Gather all lines with "энергию" from the records.
Start RECORDS FOR THE TASK
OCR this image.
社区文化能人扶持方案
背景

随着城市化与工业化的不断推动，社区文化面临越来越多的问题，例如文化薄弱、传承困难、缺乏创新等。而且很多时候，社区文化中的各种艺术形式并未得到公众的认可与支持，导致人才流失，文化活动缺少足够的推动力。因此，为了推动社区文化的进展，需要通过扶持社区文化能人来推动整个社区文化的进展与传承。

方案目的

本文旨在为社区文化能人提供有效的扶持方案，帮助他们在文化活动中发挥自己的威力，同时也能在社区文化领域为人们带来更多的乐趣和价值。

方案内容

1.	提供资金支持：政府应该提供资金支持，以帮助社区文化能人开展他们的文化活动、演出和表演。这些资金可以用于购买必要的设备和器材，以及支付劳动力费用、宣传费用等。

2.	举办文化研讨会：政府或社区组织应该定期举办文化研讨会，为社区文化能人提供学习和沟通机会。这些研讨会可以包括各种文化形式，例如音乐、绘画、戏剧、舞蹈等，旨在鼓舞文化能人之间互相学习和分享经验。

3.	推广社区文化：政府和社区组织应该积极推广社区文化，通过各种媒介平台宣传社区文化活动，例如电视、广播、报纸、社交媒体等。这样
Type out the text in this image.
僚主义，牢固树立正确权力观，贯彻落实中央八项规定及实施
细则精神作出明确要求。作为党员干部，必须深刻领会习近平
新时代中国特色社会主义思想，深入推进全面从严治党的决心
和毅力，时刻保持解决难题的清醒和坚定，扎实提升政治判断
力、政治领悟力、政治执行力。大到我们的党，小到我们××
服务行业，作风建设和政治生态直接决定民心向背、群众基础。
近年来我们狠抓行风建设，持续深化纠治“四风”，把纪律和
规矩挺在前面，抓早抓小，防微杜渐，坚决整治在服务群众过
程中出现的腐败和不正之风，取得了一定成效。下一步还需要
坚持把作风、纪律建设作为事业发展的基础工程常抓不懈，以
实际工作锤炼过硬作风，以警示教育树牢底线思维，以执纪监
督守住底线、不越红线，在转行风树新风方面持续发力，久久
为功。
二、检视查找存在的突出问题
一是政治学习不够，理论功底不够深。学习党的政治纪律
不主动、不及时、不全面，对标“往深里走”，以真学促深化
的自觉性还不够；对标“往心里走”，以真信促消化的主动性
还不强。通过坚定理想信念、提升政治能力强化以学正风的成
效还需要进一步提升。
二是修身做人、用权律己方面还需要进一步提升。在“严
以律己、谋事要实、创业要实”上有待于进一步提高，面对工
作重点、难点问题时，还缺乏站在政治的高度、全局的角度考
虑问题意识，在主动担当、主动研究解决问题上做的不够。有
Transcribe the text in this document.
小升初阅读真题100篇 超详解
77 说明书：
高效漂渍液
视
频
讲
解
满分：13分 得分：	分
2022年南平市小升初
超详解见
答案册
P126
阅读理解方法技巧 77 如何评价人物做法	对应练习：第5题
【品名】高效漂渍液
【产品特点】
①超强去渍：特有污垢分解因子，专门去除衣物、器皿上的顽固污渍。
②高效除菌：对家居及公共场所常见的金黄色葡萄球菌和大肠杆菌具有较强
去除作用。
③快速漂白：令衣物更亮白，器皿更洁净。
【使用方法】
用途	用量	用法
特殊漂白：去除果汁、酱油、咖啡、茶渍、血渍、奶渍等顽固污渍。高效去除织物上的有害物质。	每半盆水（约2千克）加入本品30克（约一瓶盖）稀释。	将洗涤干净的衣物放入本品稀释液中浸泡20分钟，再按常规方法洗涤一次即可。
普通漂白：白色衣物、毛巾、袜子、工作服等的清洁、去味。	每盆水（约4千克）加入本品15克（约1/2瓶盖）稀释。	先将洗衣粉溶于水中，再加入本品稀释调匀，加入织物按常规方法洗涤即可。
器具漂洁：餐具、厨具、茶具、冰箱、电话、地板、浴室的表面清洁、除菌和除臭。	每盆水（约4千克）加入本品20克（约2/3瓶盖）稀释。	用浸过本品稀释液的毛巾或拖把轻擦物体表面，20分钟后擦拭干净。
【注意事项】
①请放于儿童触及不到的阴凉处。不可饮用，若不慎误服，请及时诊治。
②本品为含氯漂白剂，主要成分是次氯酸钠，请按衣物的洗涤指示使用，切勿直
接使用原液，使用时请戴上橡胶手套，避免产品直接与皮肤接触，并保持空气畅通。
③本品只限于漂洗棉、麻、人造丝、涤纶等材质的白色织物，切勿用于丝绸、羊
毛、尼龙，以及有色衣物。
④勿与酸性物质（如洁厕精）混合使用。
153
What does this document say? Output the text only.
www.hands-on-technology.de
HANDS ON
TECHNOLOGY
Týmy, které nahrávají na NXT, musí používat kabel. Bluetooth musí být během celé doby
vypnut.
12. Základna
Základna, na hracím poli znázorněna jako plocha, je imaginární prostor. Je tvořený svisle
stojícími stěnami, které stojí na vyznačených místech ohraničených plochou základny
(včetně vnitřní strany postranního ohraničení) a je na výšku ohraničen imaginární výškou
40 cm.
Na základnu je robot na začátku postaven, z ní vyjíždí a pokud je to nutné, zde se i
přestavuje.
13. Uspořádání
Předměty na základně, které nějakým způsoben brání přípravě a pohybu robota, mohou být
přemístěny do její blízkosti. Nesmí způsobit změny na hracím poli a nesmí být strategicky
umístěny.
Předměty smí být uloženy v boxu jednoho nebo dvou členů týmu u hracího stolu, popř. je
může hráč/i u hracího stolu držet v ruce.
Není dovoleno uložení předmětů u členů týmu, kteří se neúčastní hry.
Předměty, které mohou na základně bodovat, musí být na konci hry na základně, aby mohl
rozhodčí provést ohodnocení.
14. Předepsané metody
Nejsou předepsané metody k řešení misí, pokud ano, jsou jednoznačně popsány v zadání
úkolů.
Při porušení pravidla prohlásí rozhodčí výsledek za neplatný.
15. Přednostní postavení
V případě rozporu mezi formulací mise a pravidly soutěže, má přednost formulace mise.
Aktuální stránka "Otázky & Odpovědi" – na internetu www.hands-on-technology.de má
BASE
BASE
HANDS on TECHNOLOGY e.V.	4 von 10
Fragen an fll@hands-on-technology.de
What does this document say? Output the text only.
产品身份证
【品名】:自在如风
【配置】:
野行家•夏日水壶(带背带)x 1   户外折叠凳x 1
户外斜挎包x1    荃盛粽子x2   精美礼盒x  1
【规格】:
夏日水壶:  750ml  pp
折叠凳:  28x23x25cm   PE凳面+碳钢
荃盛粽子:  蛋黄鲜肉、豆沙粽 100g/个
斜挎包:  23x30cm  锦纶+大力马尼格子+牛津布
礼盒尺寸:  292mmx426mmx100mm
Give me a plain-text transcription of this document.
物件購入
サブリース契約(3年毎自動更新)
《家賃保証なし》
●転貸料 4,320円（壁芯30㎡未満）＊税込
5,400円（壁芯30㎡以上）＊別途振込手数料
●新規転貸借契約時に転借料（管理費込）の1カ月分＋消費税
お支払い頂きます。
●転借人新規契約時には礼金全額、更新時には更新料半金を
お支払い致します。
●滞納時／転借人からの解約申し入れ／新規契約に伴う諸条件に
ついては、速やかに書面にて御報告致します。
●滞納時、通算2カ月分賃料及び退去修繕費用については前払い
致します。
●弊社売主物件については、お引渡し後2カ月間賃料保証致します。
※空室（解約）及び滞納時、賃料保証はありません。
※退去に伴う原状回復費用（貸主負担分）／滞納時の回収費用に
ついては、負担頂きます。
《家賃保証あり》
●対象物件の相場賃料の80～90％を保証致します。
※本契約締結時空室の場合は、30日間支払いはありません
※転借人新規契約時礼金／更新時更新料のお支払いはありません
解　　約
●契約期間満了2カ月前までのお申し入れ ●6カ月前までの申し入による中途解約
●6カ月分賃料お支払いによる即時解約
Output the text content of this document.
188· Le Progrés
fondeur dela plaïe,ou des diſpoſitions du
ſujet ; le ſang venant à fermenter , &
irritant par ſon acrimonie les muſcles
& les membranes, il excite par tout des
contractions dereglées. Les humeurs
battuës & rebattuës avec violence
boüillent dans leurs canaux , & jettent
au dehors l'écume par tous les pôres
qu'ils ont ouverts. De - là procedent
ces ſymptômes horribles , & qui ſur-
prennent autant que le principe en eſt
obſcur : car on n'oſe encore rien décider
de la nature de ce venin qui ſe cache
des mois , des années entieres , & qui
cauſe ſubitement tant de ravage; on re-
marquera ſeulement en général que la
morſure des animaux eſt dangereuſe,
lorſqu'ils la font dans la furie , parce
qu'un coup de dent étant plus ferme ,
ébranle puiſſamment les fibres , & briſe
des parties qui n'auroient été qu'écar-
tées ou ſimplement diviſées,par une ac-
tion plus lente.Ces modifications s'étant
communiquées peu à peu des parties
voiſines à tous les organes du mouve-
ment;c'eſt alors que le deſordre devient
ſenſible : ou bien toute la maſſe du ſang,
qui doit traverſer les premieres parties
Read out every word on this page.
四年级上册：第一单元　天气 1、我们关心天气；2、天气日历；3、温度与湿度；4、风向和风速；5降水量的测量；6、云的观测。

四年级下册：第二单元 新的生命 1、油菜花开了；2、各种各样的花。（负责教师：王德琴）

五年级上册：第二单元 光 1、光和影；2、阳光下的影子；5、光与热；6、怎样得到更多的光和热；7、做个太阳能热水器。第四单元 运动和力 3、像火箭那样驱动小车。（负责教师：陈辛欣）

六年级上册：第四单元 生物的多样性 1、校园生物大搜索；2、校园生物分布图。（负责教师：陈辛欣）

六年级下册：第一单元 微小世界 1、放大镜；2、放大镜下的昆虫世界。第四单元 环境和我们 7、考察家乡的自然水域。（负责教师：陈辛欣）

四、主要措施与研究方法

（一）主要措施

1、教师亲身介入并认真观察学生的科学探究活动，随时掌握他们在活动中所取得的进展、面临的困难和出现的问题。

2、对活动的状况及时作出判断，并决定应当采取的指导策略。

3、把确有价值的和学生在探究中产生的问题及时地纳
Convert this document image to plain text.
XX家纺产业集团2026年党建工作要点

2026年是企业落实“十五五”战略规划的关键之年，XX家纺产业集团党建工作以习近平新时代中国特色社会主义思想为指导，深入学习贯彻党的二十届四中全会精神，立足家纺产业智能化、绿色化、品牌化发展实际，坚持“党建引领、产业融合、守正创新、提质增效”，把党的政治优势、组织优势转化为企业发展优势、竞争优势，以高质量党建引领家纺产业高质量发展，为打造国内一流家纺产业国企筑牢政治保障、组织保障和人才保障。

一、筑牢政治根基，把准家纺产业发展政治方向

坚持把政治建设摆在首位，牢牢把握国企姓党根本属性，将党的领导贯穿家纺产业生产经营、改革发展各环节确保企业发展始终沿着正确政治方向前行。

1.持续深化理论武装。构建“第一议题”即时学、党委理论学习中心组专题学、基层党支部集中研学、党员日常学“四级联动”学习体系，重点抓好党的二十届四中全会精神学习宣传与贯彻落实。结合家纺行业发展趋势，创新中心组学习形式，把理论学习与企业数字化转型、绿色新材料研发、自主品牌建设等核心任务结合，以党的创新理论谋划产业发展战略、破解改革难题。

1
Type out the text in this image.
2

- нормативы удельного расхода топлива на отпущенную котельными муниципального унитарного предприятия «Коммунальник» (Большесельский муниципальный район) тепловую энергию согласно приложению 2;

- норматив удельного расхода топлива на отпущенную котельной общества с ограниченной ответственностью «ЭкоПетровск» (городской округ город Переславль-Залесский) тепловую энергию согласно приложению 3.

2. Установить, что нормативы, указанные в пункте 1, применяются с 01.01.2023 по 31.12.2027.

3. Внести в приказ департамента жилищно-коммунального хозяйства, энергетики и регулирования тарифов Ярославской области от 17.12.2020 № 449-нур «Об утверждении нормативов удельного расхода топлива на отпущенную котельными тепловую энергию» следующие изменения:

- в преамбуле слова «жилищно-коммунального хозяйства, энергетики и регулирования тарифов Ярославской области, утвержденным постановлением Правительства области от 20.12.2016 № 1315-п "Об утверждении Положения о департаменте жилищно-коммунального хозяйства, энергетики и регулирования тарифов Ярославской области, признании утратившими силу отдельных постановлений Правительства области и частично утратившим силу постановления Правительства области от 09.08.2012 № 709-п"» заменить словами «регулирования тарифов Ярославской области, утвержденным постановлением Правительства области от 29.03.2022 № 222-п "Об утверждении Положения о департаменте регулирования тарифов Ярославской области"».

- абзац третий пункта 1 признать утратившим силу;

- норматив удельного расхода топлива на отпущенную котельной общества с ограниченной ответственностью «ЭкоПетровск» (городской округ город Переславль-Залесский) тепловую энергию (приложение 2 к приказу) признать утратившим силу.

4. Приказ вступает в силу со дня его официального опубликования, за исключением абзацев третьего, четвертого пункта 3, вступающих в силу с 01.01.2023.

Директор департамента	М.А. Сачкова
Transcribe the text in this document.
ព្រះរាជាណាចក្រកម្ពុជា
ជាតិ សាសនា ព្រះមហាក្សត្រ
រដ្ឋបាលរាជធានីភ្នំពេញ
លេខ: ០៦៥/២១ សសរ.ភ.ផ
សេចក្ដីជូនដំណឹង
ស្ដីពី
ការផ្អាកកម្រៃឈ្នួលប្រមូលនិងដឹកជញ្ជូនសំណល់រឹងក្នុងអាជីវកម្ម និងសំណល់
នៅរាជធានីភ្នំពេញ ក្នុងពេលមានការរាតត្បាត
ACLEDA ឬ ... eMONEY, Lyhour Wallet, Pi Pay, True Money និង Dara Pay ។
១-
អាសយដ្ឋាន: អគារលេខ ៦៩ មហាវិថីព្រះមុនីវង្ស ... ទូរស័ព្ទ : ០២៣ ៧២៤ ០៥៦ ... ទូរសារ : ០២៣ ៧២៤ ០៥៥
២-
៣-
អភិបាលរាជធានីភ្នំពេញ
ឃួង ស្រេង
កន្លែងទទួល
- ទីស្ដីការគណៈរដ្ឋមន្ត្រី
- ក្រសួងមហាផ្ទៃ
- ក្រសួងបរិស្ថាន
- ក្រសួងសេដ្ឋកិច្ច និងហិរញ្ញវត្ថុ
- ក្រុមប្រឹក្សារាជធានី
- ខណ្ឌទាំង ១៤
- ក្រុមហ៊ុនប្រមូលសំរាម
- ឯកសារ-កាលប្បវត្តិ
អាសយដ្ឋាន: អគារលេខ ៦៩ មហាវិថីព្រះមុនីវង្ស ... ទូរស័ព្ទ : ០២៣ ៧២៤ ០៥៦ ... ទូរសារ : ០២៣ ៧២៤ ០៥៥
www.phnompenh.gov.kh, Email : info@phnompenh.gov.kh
End RECORDS FOR THE TASK
#### FULL RESPONSE
- нормативы удельного расхода топлива на отпущенную котельными муниципального унитарного предприятия «Коммунальник» (Большесельский муниципальный район) тепловую энергию согласно приложению 2;
- норматив удельного расхода топлива на отпущенную котельной общества с ограниченной ответственностью «ЭкоПетровск» (городской округ город Переславль-Залесский) тепловую энергию согласно приложению 3.
3. Внести в приказ департамента жилищно-коммунального хозяйства, энергетики и регулирования тарифов Ярославской области от 17.12.2020 № 449-нур «Об утверждении нормативов удельного расхода топлива на отпущенную котельными тепловую энергию» следующие изменения:
- норматив удельного расхода топлива на отпущенную котельной общества с ограниченной ответственностью «ЭкоПетровск» (городской округ город Переславль-Залесский) тепловую энергию (приложение 2 к приказу) признать утратившим силу.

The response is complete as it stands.